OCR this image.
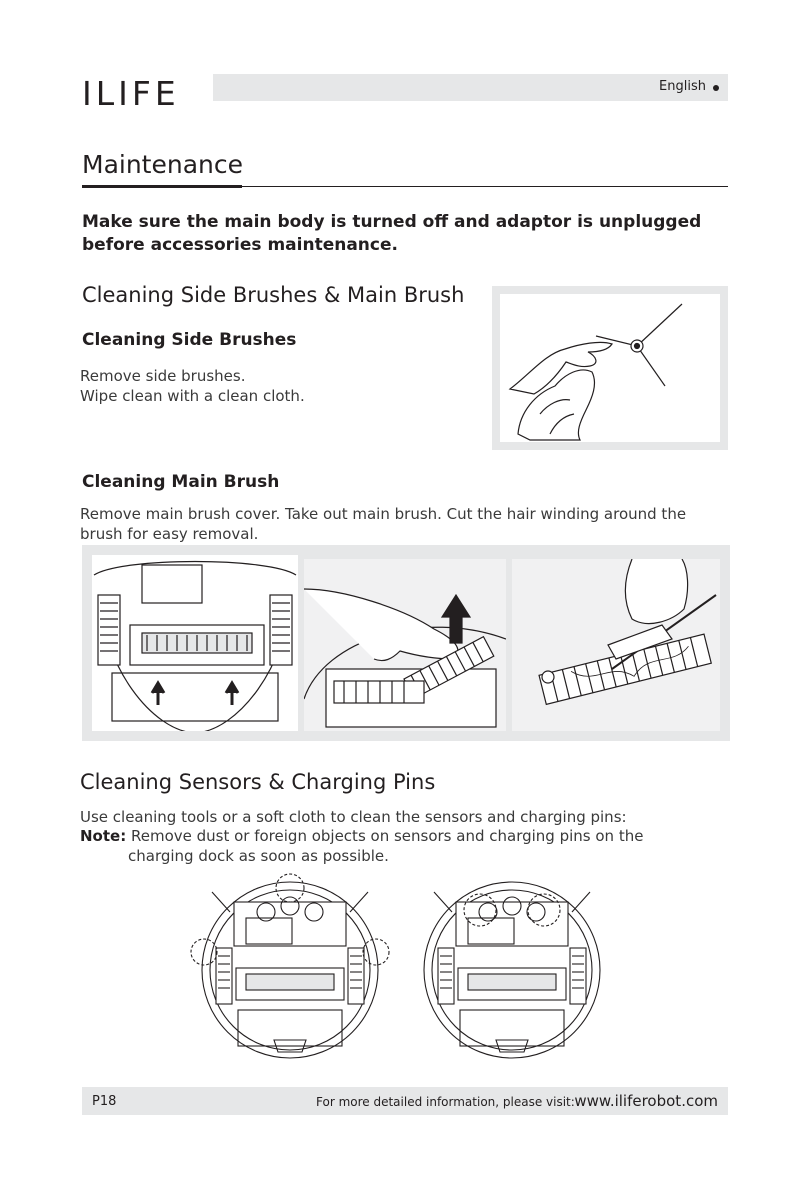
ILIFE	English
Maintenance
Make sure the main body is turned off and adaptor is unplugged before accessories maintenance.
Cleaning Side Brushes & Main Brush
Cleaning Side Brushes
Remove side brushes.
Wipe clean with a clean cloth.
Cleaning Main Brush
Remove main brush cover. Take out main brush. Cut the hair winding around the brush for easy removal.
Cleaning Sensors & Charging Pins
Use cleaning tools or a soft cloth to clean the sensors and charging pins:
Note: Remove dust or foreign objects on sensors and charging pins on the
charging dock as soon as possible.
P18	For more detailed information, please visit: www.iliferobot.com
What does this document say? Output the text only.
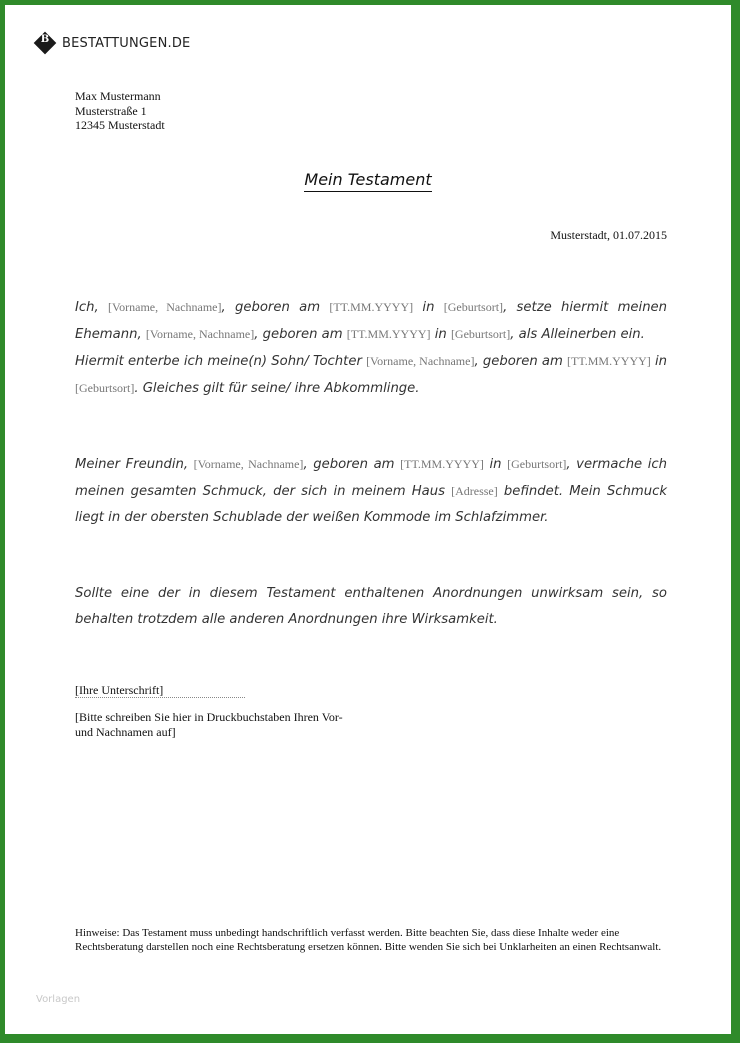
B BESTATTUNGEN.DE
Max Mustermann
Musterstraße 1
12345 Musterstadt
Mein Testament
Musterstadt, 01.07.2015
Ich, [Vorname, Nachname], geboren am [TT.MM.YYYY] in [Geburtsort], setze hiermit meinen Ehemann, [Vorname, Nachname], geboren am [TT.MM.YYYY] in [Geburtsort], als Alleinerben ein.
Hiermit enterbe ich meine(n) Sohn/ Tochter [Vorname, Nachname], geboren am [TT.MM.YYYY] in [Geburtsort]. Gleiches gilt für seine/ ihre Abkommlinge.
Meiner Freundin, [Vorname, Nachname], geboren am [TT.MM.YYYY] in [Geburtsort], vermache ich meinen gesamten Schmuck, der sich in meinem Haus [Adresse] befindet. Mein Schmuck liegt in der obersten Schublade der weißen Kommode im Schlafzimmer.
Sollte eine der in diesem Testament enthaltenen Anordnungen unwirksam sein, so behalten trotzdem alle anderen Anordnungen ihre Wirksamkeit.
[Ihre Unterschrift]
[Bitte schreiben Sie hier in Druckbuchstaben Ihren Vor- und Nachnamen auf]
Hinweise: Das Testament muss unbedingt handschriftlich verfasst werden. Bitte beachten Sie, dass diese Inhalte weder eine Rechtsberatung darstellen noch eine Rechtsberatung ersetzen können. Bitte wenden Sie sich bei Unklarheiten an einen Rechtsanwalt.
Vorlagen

- - - - - - -

Directions:
All entries must be written out again exactly as given, with no pictures in the copy.

Worked answer:
OCR this image.
ILIFE	English
Maintenance
Make sure the main body is turned off and adaptor is unplugged before accessories maintenance.
Cleaning Side Brushes & Main Brush
Cleaning Side Brushes
Remove side brushes.
Wipe clean with a clean cloth.
Cleaning Main Brush
Remove main brush cover. Take out main brush. Cut the hair winding around the brush for easy removal.
Cleaning Sensors & Charging Pins
Use cleaning tools or a soft cloth to clean the sensors and charging pins:
Note: Remove dust or foreign objects on sensors and charging pins on the
charging dock as soon as possible.
P18	For more detailed information, please visit: www.iliferobot.com
What does this document say? Output the text only.
B BESTATTUNGEN.DE
Max Mustermann
Musterstraße 1
12345 Musterstadt
Mein Testament
Musterstadt, 01.07.2015
Ich, [Vorname, Nachname], geboren am [TT.MM.YYYY] in [Geburtsort], setze hiermit meinen Ehemann, [Vorname, Nachname], geboren am [TT.MM.YYYY] in [Geburtsort], als Alleinerben ein.
Hiermit enterbe ich meine(n) Sohn/ Tochter [Vorname, Nachname], geboren am [TT.MM.YYYY] in [Geburtsort]. Gleiches gilt für seine/ ihre Abkommlinge.
Meiner Freundin, [Vorname, Nachname], geboren am [TT.MM.YYYY] in [Geburtsort], vermache ich meinen gesamten Schmuck, der sich in meinem Haus [Adresse] befindet. Mein Schmuck liegt in der obersten Schublade der weißen Kommode im Schlafzimmer.
Sollte eine der in diesem Testament enthaltenen Anordnungen unwirksam sein, so behalten trotzdem alle anderen Anordnungen ihre Wirksamkeit.
[Ihre Unterschrift]
[Bitte schreiben Sie hier in Druckbuchstaben Ihren Vor- und Nachnamen auf]
Hinweise: Das Testament muss unbedingt handschriftlich verfasst werden. Bitte beachten Sie, dass diese Inhalte weder eine Rechtsberatung darstellen noch eine Rechtsberatung ersetzen können. Bitte wenden Sie sich bei Unklarheiten an einen Rechtsanwalt.
Vorlagen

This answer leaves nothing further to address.